## Goal of the exercise
Note each line of the listing that contains the string "ΥΛΙΚΟ", and copy it.

════════

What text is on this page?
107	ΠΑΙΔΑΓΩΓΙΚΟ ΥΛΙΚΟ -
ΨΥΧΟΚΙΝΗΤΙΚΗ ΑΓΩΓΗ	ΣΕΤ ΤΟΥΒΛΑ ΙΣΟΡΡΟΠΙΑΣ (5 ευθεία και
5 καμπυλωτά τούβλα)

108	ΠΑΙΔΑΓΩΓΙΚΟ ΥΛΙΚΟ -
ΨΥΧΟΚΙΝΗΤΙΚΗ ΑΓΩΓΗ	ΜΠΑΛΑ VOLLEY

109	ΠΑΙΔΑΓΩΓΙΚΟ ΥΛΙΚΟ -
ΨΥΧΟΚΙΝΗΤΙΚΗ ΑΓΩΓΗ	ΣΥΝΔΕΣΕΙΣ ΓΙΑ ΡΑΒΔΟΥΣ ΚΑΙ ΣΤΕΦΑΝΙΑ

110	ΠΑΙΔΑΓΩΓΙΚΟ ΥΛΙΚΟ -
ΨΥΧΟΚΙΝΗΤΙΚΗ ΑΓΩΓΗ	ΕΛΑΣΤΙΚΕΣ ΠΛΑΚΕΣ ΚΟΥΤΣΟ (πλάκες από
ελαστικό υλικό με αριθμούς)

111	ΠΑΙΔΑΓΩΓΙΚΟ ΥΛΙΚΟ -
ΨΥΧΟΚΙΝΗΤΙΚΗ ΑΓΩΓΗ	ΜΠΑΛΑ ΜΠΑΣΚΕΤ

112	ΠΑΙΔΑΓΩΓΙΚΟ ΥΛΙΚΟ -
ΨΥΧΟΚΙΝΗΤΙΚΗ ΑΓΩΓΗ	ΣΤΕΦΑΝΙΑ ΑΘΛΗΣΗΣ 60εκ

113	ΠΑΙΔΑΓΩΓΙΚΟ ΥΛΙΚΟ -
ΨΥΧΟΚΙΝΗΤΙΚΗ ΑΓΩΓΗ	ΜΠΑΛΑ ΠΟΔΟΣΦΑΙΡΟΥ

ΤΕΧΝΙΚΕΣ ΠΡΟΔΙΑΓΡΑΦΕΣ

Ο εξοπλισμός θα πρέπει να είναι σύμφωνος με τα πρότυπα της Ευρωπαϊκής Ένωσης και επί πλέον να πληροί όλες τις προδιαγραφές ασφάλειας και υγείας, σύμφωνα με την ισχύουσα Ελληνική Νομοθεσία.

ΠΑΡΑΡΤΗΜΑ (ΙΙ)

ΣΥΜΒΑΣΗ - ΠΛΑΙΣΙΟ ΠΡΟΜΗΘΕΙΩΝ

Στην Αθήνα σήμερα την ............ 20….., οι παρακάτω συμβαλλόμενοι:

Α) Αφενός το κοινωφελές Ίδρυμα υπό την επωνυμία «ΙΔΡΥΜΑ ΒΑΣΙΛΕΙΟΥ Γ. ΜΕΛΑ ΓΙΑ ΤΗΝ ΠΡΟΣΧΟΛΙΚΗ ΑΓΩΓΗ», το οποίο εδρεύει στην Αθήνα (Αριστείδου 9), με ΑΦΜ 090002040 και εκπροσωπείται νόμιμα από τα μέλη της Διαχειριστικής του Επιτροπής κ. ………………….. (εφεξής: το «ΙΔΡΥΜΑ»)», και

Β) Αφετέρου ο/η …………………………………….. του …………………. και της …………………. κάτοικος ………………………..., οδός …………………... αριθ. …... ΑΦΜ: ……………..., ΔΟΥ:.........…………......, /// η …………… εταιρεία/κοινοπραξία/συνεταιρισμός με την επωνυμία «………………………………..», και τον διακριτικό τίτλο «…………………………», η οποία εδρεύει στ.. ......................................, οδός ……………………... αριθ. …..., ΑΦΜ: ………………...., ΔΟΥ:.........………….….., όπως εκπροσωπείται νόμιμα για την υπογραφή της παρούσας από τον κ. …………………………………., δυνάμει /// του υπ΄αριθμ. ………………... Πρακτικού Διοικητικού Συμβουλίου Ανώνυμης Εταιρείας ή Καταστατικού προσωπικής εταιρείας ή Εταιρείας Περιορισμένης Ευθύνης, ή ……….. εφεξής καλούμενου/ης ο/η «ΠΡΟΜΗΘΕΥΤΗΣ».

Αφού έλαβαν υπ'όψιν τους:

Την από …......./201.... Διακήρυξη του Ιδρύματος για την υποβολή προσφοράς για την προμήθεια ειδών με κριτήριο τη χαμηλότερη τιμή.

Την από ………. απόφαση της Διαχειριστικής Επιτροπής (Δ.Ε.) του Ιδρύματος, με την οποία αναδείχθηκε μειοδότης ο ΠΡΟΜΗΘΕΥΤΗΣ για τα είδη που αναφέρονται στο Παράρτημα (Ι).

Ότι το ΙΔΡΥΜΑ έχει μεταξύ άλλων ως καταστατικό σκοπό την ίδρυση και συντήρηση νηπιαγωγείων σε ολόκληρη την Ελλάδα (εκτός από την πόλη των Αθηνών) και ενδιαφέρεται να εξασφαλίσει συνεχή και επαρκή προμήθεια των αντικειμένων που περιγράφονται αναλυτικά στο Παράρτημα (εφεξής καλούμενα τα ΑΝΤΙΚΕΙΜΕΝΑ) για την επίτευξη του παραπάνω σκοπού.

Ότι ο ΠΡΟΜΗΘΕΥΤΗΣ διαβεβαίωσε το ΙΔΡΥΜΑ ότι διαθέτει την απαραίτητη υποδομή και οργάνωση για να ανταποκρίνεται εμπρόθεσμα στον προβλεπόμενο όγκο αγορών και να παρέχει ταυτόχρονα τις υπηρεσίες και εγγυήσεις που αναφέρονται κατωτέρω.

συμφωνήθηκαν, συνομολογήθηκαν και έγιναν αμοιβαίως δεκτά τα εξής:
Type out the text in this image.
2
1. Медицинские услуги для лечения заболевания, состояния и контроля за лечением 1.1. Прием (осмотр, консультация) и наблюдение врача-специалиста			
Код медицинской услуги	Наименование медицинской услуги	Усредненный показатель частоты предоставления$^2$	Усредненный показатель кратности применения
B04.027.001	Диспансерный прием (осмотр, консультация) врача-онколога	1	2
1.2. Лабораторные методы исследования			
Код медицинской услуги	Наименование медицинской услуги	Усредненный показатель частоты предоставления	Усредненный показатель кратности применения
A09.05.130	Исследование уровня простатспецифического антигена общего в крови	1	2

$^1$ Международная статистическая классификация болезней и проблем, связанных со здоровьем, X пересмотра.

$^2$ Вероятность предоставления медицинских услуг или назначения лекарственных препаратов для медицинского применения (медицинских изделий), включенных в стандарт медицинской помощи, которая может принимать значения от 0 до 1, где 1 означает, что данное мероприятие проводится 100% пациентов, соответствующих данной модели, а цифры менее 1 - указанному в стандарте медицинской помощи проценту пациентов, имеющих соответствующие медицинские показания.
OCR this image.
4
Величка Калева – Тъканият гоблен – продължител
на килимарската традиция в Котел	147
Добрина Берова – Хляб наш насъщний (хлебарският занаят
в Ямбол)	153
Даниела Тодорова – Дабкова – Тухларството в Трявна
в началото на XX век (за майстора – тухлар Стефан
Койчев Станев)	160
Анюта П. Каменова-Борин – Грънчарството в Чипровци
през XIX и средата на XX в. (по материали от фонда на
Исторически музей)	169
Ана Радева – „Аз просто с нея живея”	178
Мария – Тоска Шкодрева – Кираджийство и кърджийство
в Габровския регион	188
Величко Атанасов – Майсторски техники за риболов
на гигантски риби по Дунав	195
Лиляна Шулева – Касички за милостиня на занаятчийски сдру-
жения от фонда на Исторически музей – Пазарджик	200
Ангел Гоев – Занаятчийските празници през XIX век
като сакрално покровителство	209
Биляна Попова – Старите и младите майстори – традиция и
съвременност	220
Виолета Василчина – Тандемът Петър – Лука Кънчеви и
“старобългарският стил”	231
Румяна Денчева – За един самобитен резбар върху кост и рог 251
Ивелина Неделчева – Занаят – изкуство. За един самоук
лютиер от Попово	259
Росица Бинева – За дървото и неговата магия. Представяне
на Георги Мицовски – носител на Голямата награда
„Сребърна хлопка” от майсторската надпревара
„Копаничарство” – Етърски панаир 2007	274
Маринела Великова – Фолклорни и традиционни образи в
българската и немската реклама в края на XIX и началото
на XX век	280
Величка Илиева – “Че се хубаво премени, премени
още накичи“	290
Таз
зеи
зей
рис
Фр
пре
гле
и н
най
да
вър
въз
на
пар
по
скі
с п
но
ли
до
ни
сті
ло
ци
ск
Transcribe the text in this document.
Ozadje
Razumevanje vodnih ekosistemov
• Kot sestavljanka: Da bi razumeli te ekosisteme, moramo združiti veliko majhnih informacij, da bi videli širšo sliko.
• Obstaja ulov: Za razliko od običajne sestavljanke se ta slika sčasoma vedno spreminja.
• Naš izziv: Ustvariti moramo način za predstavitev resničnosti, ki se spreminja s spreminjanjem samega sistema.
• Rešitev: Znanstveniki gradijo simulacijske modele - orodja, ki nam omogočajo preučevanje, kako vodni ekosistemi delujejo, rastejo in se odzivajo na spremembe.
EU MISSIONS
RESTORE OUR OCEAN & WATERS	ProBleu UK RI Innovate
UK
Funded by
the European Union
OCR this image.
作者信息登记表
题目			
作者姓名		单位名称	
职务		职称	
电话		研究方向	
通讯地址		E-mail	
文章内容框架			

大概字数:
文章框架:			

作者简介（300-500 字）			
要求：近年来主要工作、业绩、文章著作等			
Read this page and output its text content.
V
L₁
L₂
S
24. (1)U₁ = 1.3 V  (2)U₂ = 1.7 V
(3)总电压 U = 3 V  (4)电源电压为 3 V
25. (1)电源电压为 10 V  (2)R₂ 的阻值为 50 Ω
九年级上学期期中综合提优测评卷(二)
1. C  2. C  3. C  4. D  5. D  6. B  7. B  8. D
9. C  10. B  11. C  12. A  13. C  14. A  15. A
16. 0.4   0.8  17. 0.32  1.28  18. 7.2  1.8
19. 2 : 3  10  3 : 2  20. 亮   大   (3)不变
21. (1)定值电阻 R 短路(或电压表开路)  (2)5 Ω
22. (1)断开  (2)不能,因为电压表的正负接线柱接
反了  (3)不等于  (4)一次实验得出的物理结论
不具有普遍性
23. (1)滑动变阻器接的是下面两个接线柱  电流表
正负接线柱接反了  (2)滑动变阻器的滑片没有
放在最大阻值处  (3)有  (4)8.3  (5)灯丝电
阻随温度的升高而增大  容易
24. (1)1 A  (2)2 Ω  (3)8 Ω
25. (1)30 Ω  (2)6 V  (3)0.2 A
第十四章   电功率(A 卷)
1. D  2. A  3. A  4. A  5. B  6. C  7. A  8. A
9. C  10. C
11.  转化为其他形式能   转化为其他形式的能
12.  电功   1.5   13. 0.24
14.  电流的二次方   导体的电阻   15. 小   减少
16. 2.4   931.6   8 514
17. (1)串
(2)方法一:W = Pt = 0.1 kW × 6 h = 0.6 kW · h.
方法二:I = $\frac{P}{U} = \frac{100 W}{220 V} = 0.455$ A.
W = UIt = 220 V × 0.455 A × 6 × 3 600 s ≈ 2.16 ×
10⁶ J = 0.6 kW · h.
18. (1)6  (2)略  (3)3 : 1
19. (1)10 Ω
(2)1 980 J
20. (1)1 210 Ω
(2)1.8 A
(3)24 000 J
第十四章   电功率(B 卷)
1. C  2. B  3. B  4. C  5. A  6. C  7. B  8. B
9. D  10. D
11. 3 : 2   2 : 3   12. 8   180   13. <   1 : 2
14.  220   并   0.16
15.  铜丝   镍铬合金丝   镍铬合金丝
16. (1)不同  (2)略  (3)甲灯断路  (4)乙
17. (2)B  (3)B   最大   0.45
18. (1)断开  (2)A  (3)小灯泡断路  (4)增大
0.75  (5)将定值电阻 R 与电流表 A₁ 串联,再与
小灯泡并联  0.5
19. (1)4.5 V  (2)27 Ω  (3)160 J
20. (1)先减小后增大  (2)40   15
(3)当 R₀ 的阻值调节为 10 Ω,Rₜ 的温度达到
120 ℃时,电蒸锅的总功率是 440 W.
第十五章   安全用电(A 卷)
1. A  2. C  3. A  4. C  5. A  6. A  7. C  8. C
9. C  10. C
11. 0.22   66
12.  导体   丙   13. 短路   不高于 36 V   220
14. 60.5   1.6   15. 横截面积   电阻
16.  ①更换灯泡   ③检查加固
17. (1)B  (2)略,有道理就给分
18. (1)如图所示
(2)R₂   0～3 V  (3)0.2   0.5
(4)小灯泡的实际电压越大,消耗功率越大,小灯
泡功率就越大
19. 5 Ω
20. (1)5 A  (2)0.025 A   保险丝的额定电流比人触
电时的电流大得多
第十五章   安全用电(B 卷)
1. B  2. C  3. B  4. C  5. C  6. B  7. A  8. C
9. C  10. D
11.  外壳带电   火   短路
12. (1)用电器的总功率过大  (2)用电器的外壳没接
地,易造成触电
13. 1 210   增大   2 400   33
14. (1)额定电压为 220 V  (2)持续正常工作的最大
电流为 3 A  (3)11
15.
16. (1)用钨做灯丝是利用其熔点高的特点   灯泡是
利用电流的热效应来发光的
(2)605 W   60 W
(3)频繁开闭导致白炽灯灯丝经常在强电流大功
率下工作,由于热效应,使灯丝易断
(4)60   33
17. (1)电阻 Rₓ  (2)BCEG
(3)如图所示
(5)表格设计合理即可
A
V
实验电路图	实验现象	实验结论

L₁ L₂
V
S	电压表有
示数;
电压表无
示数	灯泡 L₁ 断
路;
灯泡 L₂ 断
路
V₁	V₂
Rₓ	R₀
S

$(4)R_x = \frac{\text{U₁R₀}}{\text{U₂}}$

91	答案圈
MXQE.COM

════════

## Reply to the task
107	ΠΑΙΔΑΓΩΓΙΚΟ ΥΛΙΚΟ -
108	ΠΑΙΔΑΓΩΓΙΚΟ ΥΛΙΚΟ -
109	ΠΑΙΔΑΓΩΓΙΚΟ ΥΛΙΚΟ -
110	ΠΑΙΔΑΓΩΓΙΚΟ ΥΛΙΚΟ -
111	ΠΑΙΔΑΓΩΓΙΚΟ ΥΛΙΚΟ -
112	ΠΑΙΔΑΓΩΓΙΚΟ ΥΛΙΚΟ -
113	ΠΑΙΔΑΓΩΓΙΚΟ ΥΛΙΚΟ -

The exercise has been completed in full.